§ **Description of the task**: Tell how many lines include the string "sono". Answer with a single number.

§ **Data supplied**:
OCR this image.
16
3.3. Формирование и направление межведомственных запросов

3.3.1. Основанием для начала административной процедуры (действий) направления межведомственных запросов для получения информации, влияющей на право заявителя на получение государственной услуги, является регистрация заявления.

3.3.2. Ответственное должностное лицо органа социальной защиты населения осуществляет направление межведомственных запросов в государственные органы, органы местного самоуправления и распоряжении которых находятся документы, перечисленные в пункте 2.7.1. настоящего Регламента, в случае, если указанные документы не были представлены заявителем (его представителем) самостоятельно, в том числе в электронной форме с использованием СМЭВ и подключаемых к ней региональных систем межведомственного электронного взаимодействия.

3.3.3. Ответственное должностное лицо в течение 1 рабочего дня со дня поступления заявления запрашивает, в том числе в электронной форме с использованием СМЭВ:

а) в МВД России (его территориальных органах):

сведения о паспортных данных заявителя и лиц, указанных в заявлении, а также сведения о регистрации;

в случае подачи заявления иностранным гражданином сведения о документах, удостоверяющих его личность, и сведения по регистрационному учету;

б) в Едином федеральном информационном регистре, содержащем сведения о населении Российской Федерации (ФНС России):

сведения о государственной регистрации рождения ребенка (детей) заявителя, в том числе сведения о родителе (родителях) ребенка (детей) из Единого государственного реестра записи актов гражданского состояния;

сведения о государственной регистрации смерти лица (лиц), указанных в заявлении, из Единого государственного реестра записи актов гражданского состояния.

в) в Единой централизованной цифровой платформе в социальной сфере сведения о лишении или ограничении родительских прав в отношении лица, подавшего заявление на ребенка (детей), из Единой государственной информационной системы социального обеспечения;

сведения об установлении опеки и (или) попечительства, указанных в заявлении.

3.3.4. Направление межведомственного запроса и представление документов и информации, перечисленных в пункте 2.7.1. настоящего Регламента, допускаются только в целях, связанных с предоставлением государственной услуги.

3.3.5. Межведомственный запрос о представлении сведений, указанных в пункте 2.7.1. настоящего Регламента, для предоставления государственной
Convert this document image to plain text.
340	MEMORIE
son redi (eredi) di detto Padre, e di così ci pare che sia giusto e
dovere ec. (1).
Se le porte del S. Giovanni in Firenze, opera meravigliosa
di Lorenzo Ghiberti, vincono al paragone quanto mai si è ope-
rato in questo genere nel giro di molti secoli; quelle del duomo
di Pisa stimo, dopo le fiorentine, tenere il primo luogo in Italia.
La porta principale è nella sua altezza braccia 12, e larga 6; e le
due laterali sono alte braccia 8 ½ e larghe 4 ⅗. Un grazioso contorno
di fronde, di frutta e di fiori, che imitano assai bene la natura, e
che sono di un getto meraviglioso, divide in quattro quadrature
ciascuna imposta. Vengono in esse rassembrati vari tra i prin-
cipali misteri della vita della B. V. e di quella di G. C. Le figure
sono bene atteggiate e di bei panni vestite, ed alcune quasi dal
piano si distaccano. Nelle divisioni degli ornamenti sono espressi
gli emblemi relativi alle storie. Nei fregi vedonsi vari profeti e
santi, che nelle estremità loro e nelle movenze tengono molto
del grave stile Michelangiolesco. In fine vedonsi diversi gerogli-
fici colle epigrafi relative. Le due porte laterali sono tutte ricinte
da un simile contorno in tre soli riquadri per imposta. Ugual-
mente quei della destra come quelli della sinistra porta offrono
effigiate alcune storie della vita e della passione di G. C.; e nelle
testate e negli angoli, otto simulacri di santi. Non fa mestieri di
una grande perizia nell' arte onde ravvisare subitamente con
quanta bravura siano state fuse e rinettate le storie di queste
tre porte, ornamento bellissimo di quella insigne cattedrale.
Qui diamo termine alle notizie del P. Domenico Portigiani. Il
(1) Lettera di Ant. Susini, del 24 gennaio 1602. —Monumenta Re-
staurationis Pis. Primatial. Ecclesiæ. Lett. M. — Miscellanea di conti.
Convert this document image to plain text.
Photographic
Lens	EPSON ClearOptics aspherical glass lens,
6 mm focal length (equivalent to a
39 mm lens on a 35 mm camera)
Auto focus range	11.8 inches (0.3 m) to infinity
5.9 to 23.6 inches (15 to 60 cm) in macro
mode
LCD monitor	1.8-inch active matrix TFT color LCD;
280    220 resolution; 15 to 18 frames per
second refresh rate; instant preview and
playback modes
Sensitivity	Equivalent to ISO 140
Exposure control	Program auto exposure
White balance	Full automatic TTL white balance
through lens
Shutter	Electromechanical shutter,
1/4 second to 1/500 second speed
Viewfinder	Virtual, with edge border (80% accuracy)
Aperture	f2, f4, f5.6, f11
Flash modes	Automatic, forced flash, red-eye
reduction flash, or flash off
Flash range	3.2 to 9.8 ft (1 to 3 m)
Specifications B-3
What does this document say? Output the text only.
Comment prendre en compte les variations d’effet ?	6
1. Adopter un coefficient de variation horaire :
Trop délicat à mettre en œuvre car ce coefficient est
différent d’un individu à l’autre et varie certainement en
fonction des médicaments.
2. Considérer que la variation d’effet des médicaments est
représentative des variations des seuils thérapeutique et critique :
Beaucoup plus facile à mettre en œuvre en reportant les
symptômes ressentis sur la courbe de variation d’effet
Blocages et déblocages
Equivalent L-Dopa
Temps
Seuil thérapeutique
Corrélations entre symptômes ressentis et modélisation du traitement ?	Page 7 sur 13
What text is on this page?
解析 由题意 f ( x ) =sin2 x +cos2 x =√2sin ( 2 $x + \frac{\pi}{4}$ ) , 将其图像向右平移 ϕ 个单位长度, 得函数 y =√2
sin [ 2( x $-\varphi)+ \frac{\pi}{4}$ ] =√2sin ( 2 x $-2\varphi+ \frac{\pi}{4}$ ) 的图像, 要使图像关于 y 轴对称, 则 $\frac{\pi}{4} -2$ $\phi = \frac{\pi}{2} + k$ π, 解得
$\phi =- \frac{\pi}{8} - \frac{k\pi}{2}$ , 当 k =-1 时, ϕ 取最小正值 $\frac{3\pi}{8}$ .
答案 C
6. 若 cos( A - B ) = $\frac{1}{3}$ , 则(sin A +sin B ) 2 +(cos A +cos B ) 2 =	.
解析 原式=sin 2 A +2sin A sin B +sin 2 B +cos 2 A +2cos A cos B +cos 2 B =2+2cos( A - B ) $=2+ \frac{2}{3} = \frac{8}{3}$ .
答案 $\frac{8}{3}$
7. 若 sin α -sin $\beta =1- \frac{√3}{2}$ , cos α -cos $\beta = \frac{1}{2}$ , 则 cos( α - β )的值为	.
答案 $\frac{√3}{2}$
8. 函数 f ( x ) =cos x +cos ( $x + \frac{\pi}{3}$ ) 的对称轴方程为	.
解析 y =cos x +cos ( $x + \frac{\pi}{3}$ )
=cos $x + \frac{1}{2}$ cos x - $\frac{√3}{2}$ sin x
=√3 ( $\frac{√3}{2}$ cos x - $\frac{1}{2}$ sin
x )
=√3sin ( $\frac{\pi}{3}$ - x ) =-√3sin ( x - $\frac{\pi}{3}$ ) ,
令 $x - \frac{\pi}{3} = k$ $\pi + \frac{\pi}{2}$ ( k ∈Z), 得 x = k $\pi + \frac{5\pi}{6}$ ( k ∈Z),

§ **Reply**: 5